### WORK TO DO:
Read through the records below and copy each line that uses the word "CPAP".

Entries with figure data
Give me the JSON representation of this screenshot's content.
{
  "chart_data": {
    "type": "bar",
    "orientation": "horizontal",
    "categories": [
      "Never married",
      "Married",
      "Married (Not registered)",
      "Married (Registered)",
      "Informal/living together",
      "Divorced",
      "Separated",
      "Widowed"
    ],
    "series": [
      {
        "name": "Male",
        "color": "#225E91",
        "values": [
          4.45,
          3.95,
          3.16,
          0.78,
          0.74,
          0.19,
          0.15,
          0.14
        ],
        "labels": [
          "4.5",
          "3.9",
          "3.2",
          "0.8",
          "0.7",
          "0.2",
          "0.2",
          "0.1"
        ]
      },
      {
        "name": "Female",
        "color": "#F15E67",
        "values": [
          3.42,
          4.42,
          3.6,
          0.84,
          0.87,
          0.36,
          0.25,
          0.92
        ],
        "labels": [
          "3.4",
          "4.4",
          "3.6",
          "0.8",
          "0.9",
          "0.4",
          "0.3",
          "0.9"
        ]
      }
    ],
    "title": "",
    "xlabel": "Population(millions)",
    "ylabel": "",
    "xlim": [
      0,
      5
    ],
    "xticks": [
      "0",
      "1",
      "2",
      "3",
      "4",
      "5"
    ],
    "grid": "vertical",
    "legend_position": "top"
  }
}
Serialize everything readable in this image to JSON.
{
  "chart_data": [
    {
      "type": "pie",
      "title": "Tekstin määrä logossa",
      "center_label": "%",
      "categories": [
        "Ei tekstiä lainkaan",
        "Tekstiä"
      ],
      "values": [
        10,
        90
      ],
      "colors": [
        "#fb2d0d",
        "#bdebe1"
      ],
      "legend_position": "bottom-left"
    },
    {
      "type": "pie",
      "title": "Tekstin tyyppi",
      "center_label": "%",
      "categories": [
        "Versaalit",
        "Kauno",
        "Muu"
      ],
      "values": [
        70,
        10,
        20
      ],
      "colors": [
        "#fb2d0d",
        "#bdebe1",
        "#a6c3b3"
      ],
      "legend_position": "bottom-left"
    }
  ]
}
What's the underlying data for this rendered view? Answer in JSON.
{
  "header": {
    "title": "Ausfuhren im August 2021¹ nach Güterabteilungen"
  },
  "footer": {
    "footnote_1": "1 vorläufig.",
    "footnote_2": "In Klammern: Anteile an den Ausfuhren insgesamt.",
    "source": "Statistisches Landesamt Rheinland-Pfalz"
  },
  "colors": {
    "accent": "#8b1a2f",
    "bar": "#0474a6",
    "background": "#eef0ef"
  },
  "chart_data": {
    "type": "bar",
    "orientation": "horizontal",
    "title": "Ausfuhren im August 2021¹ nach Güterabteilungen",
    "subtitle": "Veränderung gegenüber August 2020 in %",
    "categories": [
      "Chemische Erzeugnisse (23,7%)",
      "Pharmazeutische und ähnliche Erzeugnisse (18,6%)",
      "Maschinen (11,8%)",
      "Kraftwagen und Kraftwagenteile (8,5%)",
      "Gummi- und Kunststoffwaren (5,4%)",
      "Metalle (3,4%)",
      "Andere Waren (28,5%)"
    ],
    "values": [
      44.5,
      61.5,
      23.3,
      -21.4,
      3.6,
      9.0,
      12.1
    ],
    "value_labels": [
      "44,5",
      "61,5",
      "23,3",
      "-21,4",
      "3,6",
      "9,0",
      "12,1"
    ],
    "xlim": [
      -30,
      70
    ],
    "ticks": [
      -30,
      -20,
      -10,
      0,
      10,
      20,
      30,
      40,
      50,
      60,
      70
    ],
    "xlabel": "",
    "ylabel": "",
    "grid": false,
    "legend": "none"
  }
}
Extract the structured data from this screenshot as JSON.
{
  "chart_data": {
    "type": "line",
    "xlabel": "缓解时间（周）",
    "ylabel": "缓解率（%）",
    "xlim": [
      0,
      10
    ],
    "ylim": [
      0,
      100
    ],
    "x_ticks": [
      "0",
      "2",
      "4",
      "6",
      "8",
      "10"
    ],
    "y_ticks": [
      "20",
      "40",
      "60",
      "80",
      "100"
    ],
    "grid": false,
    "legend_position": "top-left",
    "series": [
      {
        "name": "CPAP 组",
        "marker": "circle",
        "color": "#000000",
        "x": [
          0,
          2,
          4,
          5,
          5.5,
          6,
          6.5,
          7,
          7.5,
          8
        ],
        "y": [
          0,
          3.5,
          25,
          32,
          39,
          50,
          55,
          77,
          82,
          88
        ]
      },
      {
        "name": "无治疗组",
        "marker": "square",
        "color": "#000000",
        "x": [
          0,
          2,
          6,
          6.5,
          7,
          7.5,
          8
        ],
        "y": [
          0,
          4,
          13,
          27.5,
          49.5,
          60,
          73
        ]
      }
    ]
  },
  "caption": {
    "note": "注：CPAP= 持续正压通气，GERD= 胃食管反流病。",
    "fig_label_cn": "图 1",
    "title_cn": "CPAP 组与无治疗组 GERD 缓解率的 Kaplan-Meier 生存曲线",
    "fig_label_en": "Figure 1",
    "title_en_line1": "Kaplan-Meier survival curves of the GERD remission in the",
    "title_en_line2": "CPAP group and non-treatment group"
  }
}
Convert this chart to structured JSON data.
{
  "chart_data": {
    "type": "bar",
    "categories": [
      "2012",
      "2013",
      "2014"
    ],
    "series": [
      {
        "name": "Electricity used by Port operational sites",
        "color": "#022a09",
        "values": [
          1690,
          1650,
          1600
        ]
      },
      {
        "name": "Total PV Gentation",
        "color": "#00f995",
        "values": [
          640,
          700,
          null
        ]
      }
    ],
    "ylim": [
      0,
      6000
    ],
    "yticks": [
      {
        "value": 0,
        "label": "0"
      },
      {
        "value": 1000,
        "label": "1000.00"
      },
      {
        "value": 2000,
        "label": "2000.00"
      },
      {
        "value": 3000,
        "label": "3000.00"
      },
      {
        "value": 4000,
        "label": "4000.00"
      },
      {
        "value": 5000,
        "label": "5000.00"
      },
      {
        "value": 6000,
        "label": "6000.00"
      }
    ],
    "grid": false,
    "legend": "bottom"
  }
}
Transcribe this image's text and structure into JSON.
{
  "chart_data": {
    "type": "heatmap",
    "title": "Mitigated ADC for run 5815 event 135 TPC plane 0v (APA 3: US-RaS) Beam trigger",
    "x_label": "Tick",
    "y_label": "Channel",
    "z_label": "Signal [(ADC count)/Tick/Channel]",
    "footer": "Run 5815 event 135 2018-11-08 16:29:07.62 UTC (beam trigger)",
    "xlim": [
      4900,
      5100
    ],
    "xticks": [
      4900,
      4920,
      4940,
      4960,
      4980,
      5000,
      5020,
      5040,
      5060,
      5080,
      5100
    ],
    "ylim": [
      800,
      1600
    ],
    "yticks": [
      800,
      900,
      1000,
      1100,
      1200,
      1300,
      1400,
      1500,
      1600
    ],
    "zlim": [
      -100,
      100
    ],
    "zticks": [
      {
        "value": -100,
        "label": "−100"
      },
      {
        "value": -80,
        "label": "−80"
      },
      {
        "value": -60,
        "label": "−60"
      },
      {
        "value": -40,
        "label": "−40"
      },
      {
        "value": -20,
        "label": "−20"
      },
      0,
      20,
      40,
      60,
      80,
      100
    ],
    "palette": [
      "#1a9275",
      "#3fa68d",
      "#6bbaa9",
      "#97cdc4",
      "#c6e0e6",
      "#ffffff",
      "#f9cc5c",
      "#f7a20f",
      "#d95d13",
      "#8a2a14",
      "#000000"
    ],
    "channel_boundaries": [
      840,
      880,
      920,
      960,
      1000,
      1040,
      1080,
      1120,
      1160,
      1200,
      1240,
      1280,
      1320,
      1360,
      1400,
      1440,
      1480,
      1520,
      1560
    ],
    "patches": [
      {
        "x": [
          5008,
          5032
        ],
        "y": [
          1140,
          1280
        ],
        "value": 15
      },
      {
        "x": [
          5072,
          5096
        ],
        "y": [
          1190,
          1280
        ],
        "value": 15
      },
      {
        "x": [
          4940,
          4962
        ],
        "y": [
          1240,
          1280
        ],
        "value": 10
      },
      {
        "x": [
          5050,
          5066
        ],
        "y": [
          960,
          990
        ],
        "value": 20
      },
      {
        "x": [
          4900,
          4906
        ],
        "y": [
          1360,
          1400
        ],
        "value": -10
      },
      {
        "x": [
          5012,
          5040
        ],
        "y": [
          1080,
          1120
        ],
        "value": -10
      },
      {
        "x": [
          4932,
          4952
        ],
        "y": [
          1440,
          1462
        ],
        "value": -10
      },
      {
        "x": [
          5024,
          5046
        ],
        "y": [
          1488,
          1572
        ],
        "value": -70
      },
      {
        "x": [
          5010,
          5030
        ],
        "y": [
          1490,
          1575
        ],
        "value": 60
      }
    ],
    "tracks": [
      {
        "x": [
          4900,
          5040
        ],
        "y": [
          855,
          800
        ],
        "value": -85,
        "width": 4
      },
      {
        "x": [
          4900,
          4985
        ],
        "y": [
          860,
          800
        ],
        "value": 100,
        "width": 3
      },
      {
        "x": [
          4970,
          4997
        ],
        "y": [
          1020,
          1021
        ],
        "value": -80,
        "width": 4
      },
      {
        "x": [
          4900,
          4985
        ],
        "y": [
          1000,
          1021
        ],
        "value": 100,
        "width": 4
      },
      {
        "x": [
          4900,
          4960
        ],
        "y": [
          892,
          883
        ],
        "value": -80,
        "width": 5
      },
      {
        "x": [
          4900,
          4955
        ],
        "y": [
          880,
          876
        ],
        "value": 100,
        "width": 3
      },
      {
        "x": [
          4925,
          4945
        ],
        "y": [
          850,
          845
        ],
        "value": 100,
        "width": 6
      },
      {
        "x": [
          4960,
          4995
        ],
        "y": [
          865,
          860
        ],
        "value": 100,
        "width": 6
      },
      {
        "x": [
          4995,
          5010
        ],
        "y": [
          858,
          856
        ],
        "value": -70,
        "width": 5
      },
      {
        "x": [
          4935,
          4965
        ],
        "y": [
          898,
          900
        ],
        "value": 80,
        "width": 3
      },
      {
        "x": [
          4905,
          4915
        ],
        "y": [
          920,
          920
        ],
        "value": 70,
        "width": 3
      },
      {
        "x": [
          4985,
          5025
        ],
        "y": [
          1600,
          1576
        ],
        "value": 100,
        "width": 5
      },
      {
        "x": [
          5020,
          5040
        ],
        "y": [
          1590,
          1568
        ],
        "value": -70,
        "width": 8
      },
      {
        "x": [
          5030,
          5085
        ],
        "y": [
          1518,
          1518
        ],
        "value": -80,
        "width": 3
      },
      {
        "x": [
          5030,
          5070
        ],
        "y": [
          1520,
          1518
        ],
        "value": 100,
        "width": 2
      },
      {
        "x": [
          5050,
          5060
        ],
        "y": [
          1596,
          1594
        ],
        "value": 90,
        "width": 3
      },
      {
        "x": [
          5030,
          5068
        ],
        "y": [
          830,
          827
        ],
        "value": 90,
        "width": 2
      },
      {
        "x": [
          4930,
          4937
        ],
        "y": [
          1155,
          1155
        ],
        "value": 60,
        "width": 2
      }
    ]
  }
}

### RESULT BELOW:
        "name": "CPAP 组",
    "note": "注：CPAP= 持续正压通气，GERD= 胃食管反流病。",
    "title_cn": "CPAP 组与无治疗组 GERD 缓解率的 Kaplan-Meier 生存曲线",
    "title_en_line2": "CPAP group and non-treatment group"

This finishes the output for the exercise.